Each record below must be returned exactly as shown.

____________________

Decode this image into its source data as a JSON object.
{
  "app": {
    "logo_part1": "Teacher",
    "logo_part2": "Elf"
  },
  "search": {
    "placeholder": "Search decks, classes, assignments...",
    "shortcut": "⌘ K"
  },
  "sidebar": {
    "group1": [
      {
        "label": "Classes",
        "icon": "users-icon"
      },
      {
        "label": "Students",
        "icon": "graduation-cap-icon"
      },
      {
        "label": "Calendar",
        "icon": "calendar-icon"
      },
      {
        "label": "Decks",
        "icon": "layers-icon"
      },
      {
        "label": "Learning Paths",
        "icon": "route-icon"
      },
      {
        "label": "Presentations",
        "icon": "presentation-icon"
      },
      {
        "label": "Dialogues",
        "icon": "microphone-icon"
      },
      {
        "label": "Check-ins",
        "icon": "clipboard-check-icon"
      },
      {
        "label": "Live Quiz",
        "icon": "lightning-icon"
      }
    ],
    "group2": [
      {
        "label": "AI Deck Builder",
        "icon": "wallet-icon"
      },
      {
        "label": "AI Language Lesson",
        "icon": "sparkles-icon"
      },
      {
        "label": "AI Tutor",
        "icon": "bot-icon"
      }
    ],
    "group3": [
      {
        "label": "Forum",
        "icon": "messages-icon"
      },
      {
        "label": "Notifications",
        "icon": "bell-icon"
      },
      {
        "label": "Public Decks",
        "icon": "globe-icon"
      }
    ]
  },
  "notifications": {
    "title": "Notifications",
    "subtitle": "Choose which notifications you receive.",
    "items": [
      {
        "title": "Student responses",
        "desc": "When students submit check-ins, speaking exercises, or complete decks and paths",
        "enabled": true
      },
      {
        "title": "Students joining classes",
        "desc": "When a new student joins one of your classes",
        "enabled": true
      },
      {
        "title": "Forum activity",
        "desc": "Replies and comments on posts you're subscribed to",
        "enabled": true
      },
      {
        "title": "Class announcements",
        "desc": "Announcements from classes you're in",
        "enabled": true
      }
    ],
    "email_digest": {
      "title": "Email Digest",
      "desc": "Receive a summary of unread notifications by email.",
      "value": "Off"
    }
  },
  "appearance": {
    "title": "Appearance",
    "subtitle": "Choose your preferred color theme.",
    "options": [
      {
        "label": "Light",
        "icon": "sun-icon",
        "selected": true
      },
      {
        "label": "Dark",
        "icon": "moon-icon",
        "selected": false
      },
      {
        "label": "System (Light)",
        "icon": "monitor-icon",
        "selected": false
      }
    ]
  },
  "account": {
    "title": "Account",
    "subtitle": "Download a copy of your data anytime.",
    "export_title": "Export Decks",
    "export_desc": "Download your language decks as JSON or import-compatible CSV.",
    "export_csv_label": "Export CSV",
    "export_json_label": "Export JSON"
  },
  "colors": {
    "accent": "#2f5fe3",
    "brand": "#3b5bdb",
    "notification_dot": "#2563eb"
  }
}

____________________

● **Expected output**:
Decode this image into its source data as a JSON object.
{
  "app": {
    "logo_part1": "Teacher",
    "logo_part2": "Elf"
  },
  "search": {
    "placeholder": "Search decks, classes, assignments...",
    "shortcut": "⌘ K"
  },
  "sidebar": {
    "group1": [
      {
        "label": "Classes",
        "icon": "users-icon"
      },
      {
        "label": "Students",
        "icon": "graduation-cap-icon"
      },
      {
        "label": "Calendar",
        "icon": "calendar-icon"
      },
      {
        "label": "Decks",
        "icon": "layers-icon"
      },
      {
        "label": "Learning Paths",
        "icon": "route-icon"
      },
      {
        "label": "Presentations",
        "icon": "presentation-icon"
      },
      {
        "label": "Dialogues",
        "icon": "microphone-icon"
      },
      {
        "label": "Check-ins",
        "icon": "clipboard-check-icon"
      },
      {
        "label": "Live Quiz",
        "icon": "lightning-icon"
      }
    ],
    "group2": [
      {
        "label": "AI Deck Builder",
        "icon": "wallet-icon"
      },
      {
        "label": "AI Language Lesson",
        "icon": "sparkles-icon"
      },
      {
        "label": "AI Tutor",
        "icon": "bot-icon"
      }
    ],
    "group3": [
      {
        "label": "Forum",
        "icon": "messages-icon"
      },
      {
        "label": "Notifications",
        "icon": "bell-icon"
      },
      {
        "label": "Public Decks",
        "icon": "globe-icon"
      }
    ]
  },
  "notifications": {
    "title": "Notifications",
    "subtitle": "Choose which notifications you receive.",
    "items": [
      {
        "title": "Student responses",
        "desc": "When students submit check-ins, speaking exercises, or complete decks and paths",
        "enabled": true
      },
      {
        "title": "Students joining classes",
        "desc": "When a new student joins one of your classes",
        "enabled": true
      },
      {
        "title": "Forum activity",
        "desc": "Replies and comments on posts you're subscribed to",
        "enabled": true
      },
      {
        "title": "Class announcements",
        "desc": "Announcements from classes you're in",
        "enabled": true
      }
    ],
    "email_digest": {
      "title": "Email Digest",
      "desc": "Receive a summary of unread notifications by email.",
      "value": "Off"
    }
  },
  "appearance": {
    "title": "Appearance",
    "subtitle": "Choose your preferred color theme.",
    "options": [
      {
        "label": "Light",
        "icon": "sun-icon",
        "selected": true
      },
      {
        "label": "Dark",
        "icon": "moon-icon",
        "selected": false
      },
      {
        "label": "System (Light)",
        "icon": "monitor-icon",
        "selected": false
      }
    ]
  },
  "account": {
    "title": "Account",
    "subtitle": "Download a copy of your data anytime.",
    "export_title": "Export Decks",
    "export_desc": "Download your language decks as JSON or import-compatible CSV.",
    "export_csv_label": "Export CSV",
    "export_json_label": "Export JSON"
  },
  "colors": {
    "accent": "#2f5fe3",
    "brand": "#3b5bdb",
    "notification_dot": "#2563eb"
  }
}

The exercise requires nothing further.